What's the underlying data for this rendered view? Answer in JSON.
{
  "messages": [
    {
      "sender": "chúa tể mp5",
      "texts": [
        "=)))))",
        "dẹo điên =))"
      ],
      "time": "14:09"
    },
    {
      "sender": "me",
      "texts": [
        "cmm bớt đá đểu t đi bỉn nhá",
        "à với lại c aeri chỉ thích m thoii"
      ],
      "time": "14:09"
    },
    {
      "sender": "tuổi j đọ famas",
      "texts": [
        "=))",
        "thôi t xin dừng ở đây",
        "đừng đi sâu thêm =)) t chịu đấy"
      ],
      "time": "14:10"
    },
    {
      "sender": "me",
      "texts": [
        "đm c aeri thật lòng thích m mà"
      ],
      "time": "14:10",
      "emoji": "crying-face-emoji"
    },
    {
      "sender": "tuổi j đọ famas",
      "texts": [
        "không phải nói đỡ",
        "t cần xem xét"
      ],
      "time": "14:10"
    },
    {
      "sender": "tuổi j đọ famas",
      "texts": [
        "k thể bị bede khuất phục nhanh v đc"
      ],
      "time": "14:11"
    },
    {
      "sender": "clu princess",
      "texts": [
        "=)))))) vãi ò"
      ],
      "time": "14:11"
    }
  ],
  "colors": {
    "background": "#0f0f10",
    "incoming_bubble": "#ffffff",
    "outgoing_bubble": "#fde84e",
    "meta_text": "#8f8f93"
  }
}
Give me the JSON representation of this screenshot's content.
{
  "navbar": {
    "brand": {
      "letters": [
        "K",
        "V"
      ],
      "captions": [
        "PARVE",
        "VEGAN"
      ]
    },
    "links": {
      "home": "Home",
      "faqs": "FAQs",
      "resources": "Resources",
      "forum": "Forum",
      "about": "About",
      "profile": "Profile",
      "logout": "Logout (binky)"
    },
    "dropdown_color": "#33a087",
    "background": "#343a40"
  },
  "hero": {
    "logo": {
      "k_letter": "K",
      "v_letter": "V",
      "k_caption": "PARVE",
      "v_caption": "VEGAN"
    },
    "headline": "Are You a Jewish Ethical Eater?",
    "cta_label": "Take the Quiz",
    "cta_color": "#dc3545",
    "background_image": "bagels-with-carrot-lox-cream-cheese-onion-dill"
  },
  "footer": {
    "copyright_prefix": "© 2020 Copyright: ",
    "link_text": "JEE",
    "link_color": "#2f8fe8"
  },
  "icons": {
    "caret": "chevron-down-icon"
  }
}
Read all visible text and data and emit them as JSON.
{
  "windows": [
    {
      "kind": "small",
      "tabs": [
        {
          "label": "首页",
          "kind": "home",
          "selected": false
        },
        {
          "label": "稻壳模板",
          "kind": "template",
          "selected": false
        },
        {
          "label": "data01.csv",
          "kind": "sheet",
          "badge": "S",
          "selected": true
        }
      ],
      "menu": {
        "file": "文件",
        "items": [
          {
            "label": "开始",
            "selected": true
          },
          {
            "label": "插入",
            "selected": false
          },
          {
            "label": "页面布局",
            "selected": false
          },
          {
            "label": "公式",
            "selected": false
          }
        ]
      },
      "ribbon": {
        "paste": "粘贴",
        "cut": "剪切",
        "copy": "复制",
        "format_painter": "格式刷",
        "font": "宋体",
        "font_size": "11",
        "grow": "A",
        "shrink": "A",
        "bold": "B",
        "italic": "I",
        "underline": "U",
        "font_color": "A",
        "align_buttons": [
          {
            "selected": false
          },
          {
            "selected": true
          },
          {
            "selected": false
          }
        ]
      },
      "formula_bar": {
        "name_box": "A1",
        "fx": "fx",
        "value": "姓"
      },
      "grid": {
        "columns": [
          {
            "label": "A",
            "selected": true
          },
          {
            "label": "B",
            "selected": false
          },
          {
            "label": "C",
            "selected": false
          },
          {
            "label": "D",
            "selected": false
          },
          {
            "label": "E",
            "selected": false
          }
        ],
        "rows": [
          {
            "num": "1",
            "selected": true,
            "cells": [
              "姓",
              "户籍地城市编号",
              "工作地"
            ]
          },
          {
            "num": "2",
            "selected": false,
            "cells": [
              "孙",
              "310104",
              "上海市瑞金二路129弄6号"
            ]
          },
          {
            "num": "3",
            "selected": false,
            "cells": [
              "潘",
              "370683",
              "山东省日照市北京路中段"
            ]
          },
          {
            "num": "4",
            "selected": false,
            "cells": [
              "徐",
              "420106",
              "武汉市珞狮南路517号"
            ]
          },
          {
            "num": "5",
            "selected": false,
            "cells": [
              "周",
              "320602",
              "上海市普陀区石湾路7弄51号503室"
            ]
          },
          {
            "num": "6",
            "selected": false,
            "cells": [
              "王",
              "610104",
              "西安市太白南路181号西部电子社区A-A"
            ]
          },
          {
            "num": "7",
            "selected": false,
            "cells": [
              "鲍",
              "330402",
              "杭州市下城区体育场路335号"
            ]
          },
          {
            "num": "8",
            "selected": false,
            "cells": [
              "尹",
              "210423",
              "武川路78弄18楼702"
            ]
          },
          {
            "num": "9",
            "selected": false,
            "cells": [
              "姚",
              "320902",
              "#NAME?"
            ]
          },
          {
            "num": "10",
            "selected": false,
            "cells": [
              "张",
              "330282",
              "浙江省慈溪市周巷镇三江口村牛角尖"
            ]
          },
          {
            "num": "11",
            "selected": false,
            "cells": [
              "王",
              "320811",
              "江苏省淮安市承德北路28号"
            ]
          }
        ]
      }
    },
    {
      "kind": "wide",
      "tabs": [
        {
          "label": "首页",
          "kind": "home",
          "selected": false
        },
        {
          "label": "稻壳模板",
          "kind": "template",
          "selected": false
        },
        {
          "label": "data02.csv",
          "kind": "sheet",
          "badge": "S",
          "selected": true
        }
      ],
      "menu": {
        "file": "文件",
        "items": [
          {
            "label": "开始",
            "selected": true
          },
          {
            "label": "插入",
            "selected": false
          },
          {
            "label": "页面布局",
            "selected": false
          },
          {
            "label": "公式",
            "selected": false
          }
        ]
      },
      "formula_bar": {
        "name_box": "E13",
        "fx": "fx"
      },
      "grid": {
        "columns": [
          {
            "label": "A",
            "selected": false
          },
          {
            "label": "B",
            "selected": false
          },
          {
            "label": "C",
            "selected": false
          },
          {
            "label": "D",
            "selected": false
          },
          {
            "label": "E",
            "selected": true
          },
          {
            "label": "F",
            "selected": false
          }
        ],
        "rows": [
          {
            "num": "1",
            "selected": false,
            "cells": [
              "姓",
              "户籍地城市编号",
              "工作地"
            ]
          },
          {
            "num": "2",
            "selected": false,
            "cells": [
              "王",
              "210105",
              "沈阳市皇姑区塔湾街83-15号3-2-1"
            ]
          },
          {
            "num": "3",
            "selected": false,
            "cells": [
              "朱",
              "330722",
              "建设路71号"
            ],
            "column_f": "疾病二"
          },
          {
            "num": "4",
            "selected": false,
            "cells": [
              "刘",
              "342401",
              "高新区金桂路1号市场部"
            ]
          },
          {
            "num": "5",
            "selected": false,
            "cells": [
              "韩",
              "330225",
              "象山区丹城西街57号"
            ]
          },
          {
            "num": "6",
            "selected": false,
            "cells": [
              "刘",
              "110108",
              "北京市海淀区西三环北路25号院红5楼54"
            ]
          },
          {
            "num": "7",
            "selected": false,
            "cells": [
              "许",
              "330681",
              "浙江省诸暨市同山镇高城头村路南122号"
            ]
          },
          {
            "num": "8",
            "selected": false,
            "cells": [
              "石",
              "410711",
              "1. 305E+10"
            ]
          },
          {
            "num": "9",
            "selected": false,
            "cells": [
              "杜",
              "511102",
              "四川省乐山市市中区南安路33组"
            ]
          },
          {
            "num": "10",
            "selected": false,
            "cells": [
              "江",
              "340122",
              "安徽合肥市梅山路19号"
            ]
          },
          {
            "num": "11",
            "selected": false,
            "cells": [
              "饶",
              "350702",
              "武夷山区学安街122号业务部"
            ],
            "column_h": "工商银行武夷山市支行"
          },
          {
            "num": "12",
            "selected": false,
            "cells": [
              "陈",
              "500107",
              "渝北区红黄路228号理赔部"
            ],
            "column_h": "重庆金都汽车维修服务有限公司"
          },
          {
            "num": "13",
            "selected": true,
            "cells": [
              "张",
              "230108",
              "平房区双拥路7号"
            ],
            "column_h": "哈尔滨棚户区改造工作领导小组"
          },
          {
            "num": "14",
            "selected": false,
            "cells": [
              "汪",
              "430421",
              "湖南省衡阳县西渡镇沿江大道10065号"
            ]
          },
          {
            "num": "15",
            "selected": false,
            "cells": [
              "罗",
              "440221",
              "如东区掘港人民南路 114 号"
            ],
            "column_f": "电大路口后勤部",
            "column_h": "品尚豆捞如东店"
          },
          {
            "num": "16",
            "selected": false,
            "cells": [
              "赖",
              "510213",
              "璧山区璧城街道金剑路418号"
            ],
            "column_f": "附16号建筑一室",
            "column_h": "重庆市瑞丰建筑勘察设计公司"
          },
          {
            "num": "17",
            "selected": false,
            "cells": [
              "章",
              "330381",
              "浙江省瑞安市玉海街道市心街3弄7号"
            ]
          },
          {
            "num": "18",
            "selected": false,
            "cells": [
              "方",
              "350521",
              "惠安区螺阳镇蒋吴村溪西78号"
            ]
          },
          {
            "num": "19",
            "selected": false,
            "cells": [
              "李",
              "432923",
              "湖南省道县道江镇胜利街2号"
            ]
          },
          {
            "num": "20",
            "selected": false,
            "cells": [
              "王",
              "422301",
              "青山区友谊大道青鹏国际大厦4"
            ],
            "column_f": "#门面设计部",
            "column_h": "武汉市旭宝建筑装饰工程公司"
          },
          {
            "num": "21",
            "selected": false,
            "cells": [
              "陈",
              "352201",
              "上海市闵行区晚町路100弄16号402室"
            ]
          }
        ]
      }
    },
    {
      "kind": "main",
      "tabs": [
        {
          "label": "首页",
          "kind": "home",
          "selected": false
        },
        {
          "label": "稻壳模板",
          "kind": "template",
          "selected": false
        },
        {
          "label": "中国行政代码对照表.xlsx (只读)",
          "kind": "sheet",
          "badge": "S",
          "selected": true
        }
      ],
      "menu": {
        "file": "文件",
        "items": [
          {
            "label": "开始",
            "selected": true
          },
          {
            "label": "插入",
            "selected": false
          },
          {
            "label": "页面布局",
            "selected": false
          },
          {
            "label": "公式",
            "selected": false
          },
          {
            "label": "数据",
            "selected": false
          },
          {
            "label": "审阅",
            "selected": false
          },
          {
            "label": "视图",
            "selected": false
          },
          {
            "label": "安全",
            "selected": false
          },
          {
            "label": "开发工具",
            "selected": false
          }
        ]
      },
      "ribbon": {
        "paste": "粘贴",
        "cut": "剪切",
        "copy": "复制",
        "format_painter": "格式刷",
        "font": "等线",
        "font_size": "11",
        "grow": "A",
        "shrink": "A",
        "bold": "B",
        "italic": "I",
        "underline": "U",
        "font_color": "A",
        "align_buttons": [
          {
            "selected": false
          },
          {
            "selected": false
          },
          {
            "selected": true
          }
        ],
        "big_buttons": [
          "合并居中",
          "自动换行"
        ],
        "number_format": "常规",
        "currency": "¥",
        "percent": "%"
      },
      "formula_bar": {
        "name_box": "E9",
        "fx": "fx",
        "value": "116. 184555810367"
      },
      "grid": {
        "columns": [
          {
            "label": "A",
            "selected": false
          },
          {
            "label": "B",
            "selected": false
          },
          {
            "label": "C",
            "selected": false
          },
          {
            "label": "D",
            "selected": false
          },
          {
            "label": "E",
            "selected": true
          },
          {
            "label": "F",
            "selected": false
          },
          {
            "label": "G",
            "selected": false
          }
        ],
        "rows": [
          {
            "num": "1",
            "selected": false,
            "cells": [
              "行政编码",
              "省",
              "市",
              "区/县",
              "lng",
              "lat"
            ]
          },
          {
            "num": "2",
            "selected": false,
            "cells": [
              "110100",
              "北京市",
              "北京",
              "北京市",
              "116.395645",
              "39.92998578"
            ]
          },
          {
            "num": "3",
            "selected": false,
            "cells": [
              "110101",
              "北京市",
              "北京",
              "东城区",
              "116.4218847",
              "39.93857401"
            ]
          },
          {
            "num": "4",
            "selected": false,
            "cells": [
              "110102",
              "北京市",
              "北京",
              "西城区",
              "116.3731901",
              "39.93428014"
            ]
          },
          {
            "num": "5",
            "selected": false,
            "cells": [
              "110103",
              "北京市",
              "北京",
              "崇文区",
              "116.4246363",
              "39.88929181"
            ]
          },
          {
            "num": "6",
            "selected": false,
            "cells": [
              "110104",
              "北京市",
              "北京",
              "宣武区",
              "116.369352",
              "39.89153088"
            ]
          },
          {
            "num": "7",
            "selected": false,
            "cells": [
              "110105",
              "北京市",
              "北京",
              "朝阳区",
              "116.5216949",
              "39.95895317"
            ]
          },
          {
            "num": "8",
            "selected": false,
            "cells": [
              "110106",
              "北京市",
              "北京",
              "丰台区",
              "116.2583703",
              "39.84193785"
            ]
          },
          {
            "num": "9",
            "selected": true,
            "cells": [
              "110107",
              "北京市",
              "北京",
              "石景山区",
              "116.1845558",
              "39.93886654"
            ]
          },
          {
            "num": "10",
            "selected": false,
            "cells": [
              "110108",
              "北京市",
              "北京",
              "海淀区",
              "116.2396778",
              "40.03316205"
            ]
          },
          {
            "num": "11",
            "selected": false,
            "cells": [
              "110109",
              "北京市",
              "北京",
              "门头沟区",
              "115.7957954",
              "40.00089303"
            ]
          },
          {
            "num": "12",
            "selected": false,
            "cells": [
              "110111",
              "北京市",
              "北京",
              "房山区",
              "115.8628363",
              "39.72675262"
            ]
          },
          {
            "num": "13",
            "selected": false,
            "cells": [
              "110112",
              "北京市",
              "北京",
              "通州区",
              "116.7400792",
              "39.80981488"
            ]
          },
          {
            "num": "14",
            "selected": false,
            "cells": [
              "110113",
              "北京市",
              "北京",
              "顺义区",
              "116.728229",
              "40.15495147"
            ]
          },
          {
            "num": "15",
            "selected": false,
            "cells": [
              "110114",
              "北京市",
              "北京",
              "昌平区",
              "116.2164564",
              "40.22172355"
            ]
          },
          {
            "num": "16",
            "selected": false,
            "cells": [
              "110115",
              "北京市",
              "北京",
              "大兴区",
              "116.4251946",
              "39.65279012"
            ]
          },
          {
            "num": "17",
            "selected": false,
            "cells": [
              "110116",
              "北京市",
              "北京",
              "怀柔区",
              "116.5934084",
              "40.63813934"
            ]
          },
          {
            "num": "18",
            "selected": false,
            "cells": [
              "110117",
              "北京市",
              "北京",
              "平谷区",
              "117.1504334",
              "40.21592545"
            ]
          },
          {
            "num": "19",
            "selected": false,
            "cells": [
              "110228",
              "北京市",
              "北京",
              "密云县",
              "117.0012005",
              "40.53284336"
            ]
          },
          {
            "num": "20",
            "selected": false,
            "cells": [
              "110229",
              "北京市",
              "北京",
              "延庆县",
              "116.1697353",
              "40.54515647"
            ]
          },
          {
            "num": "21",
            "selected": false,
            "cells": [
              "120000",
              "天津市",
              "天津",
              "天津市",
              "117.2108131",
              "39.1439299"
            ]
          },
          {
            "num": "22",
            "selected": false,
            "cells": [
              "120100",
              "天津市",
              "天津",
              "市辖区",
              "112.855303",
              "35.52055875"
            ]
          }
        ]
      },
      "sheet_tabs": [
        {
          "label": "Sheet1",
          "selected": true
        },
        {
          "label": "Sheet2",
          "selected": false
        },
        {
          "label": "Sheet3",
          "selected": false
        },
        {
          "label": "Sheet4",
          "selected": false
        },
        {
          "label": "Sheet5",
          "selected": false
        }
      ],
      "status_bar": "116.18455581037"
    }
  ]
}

* * * * *

--- Written request ---
Go over the entries above and say how many lines hold the string "JSON", with no other text.

--- Answer to the task ---
3